REQUIREMENT
Pictures do not belong in the copy; quote every entry below exactly.

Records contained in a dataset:
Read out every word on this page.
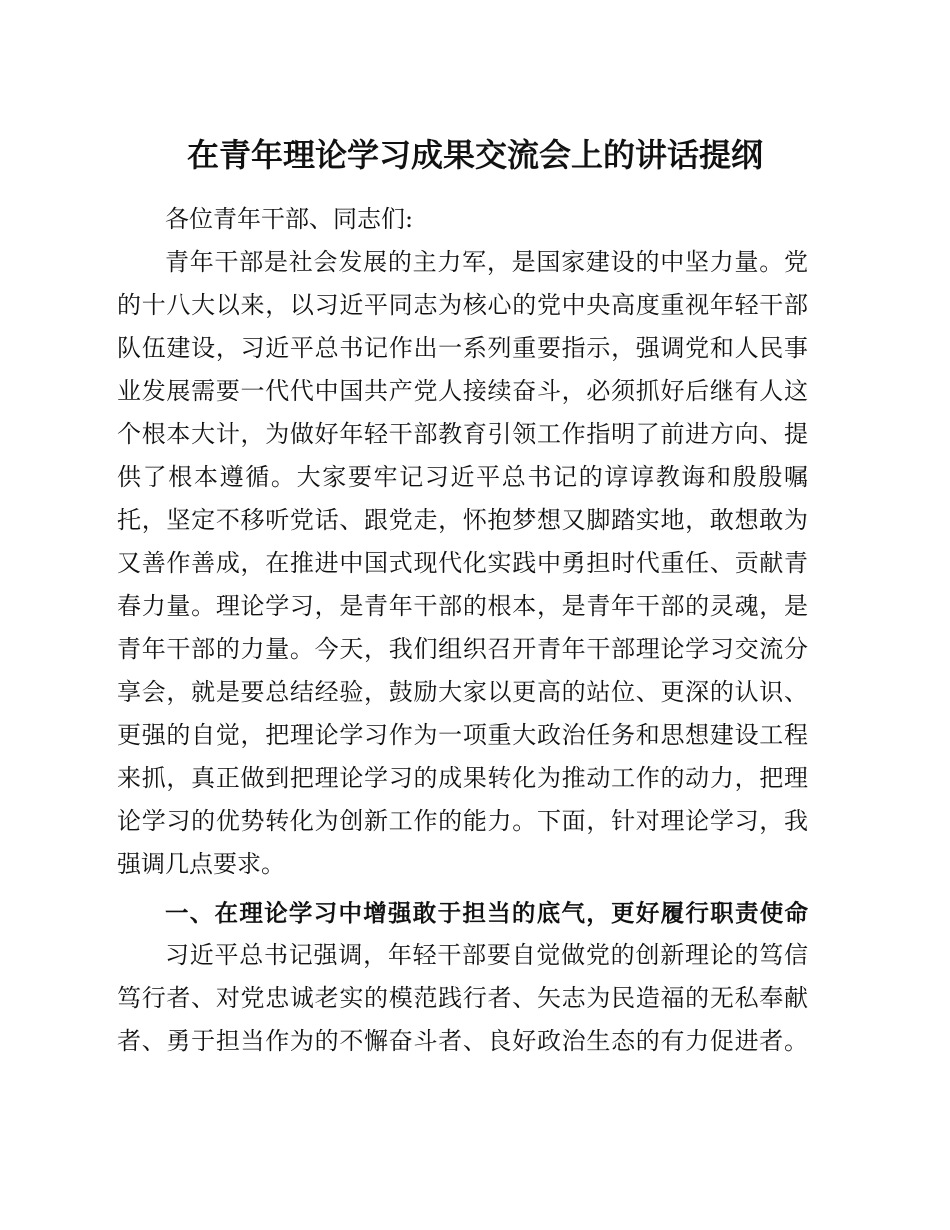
在青年理论学习成果交流会上的讲话提纲
各位青年干部、同志们:
青年干部是社会发展的主力军，是国家建设的中坚力量。党
的十八大以来，以习近平同志为核心的党中央高度重视年轻干部
队伍建设，习近平总书记作出一系列重要指示，强调党和人民事
业发展需要一代代中国共产党人接续奋斗，必须抓好后继有人这
个根本大计，为做好年轻干部教育引领工作指明了前进方向、提
供了根本遵循。大家要牢记习近平总书记的谆谆教诲和殷殷嘱
托，坚定不移听党话、跟党走，怀抱梦想又脚踏实地，敢想敢为
又善作善成，在推进中国式现代化实践中勇担时代重任、贡献青
春力量。理论学习，是青年干部的根本，是青年干部的灵魂，是
青年干部的力量。今天，我们组织召开青年干部理论学习交流分
享会，就是要总结经验，鼓励大家以更高的站位、更深的认识、
更强的自觉，把理论学习作为一项重大政治任务和思想建设工程
来抓，真正做到把理论学习的成果转化为推动工作的动力，把理
论学习的优势转化为创新工作的能力。下面，针对理论学习，我
强调几点要求。
一、在理论学习中增强敢于担当的底气，更好履行职责使命
习近平总书记强调，年轻干部要自觉做党的创新理论的笃信
笃行者、对党忠诚老实的模范践行者、矢志为民造福的无私奉献
者、勇于担当作为的不懈奋斗者、良好政治生态的有力促进者。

PROBLEM SOLUTION
Read out every word on this page.
在青年理论学习成果交流会上的讲话提纲
各位青年干部、同志们:
青年干部是社会发展的主力军，是国家建设的中坚力量。党
的十八大以来，以习近平同志为核心的党中央高度重视年轻干部
队伍建设，习近平总书记作出一系列重要指示，强调党和人民事
业发展需要一代代中国共产党人接续奋斗，必须抓好后继有人这
个根本大计，为做好年轻干部教育引领工作指明了前进方向、提
供了根本遵循。大家要牢记习近平总书记的谆谆教诲和殷殷嘱
托，坚定不移听党话、跟党走，怀抱梦想又脚踏实地，敢想敢为
又善作善成，在推进中国式现代化实践中勇担时代重任、贡献青
春力量。理论学习，是青年干部的根本，是青年干部的灵魂，是
青年干部的力量。今天，我们组织召开青年干部理论学习交流分
享会，就是要总结经验，鼓励大家以更高的站位、更深的认识、
更强的自觉，把理论学习作为一项重大政治任务和思想建设工程
来抓，真正做到把理论学习的成果转化为推动工作的动力，把理
论学习的优势转化为创新工作的能力。下面，针对理论学习，我
强调几点要求。
一、在理论学习中增强敢于担当的底气，更好履行职责使命
习近平总书记强调，年轻干部要自觉做党的创新理论的笃信
笃行者、对党忠诚老实的模范践行者、矢志为民造福的无私奉献
者、勇于担当作为的不懈奋斗者、良好政治生态的有力促进者。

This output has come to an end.